Your goal ::
Wherever a line below holds the word "contracts", copy that line.

[START Records for this exercise]

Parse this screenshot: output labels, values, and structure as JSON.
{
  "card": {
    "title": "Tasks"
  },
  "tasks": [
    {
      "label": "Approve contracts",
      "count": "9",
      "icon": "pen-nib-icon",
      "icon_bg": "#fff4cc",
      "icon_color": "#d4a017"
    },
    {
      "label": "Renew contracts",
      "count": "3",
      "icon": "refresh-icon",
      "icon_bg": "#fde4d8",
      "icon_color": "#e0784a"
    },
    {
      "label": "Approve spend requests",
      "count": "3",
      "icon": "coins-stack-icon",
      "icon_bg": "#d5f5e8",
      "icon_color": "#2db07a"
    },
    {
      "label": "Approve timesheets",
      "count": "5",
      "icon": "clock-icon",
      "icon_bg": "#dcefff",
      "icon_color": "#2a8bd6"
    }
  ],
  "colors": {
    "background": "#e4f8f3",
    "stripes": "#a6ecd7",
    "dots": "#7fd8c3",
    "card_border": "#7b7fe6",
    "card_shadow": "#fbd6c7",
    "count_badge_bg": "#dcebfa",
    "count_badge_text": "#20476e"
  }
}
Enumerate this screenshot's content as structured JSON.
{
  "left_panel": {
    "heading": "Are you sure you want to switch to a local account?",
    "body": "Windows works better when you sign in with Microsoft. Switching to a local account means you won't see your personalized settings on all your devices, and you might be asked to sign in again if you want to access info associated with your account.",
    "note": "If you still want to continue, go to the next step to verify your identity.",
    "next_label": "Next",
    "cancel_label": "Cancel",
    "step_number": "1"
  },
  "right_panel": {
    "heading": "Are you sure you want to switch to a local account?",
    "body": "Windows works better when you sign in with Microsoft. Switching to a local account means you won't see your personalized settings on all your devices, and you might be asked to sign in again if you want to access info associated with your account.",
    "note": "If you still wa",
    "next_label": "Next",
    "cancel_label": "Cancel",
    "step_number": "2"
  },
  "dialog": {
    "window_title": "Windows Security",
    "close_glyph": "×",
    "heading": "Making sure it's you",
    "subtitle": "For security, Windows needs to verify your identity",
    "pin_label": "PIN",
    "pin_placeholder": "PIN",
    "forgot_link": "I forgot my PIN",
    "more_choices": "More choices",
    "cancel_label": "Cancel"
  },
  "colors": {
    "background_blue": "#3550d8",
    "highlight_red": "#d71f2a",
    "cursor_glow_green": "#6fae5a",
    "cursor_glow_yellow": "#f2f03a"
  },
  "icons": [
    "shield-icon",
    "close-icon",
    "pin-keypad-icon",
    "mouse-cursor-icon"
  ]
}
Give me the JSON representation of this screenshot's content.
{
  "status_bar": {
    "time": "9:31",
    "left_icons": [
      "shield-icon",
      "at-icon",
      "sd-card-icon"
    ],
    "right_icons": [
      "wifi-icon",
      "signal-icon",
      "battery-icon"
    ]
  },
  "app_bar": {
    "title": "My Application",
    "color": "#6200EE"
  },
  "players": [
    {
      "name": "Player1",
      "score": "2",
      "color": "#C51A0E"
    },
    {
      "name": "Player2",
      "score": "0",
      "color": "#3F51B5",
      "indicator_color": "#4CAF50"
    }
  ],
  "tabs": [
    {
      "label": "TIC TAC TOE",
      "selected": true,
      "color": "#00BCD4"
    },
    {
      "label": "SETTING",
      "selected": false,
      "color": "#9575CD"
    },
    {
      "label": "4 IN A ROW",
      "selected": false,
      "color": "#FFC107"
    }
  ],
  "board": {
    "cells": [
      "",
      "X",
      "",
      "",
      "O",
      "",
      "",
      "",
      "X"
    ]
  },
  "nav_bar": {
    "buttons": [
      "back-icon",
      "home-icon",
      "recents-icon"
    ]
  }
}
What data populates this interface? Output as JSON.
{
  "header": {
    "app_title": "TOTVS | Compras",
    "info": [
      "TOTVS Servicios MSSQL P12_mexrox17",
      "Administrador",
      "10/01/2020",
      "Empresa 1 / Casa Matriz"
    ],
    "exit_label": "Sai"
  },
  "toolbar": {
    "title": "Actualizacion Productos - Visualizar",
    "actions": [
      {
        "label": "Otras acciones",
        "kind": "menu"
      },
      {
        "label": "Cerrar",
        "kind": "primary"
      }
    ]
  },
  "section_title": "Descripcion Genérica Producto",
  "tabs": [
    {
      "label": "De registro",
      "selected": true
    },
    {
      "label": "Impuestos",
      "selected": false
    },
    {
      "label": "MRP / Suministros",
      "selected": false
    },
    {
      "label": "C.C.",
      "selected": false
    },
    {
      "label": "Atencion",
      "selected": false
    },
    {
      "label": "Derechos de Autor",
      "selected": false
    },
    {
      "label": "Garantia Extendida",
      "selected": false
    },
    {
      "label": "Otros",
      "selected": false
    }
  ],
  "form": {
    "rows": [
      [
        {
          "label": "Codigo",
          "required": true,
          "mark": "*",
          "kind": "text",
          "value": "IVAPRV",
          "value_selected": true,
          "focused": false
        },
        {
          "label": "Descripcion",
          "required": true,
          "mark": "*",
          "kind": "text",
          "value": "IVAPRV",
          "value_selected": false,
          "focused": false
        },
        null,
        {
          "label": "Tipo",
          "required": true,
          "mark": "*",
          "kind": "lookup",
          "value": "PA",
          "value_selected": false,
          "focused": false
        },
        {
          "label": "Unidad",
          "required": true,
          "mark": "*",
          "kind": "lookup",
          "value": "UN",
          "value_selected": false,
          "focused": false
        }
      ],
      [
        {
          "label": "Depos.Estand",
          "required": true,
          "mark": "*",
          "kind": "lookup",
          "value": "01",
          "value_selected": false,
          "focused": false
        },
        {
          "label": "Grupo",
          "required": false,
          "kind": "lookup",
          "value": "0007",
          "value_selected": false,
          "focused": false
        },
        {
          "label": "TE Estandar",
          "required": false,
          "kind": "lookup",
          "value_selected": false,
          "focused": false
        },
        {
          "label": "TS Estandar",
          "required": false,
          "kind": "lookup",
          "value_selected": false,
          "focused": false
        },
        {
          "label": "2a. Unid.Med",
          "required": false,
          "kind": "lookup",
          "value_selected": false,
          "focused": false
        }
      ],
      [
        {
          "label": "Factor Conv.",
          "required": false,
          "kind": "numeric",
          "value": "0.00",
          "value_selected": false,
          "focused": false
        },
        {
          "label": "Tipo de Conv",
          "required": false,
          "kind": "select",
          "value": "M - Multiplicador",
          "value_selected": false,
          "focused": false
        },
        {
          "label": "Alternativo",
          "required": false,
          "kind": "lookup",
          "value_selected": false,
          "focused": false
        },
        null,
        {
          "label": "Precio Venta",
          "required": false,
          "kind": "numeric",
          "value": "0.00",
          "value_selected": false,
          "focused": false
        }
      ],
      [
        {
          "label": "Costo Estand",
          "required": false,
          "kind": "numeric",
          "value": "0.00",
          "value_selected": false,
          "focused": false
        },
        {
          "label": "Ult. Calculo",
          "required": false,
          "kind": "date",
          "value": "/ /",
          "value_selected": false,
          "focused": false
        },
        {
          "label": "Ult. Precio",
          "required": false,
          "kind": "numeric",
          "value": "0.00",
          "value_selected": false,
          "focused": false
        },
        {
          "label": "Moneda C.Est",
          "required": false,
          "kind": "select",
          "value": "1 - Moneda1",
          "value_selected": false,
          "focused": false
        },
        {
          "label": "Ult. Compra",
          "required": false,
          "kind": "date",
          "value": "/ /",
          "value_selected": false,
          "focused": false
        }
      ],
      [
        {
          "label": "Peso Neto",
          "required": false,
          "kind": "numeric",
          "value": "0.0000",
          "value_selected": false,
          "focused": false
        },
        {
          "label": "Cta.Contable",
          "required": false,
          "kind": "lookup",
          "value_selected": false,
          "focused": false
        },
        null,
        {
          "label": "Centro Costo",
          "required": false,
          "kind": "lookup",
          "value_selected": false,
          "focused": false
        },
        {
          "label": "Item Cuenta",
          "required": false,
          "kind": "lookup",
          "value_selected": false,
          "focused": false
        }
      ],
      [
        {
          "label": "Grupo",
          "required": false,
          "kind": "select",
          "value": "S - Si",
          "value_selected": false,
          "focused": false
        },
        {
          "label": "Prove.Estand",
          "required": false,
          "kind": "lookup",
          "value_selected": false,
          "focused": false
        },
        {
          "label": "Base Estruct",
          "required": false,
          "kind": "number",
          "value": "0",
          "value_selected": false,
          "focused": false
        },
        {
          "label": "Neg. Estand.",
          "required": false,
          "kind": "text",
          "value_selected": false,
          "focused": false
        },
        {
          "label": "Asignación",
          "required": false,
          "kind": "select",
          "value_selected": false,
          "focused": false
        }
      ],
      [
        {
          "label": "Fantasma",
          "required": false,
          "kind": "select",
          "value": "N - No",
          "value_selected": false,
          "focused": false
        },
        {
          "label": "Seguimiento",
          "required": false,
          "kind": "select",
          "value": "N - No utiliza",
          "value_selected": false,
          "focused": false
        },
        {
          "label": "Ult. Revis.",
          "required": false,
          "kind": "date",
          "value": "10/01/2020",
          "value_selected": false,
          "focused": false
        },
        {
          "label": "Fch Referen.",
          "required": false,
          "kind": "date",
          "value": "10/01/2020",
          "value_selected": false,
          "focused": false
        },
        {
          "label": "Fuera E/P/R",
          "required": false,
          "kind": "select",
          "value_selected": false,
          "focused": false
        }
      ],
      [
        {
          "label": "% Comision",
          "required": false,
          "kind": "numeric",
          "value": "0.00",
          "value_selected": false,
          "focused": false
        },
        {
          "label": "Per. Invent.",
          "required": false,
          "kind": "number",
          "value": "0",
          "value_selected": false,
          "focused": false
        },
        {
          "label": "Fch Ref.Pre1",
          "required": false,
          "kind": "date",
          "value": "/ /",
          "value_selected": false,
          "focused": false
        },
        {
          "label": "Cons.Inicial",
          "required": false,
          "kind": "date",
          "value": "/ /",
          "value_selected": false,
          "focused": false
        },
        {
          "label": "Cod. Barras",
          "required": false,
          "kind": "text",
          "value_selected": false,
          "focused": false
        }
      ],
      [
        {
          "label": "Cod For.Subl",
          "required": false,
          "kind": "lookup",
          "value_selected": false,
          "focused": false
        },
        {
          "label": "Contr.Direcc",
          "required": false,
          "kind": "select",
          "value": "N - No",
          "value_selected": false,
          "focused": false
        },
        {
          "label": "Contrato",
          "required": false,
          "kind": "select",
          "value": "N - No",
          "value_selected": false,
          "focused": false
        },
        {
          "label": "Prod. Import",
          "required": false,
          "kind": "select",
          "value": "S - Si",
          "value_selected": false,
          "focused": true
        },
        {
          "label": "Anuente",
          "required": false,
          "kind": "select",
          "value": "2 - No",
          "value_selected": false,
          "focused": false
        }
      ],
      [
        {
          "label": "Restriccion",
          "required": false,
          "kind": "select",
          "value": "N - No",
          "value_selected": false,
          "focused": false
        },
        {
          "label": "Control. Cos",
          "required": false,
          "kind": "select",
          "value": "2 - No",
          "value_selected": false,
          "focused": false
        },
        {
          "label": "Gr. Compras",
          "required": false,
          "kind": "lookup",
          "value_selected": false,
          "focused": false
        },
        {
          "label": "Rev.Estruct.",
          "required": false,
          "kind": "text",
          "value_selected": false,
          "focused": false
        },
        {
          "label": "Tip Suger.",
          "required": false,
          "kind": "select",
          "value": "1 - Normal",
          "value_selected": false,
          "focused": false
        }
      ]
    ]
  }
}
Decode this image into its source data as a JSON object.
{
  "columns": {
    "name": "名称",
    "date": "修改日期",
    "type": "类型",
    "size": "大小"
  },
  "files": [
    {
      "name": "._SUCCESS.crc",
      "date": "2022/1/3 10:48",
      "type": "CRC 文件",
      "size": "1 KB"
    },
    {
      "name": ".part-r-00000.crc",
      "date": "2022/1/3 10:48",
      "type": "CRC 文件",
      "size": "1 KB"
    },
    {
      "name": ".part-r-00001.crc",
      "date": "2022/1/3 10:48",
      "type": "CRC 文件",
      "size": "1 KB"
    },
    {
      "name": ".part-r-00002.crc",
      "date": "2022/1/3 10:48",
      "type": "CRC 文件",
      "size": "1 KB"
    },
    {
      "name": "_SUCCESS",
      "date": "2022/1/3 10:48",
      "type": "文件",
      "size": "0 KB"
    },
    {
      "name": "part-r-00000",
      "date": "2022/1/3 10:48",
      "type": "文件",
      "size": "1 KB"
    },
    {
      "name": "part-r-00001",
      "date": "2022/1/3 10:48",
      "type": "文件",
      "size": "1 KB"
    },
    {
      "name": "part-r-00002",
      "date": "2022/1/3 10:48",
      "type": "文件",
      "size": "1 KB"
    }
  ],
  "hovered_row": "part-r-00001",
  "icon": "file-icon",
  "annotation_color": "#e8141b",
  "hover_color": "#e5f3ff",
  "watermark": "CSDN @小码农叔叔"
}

[END Records for this exercise]

The reply ::
      "label": "Approve contracts",
      "label": "Renew contracts",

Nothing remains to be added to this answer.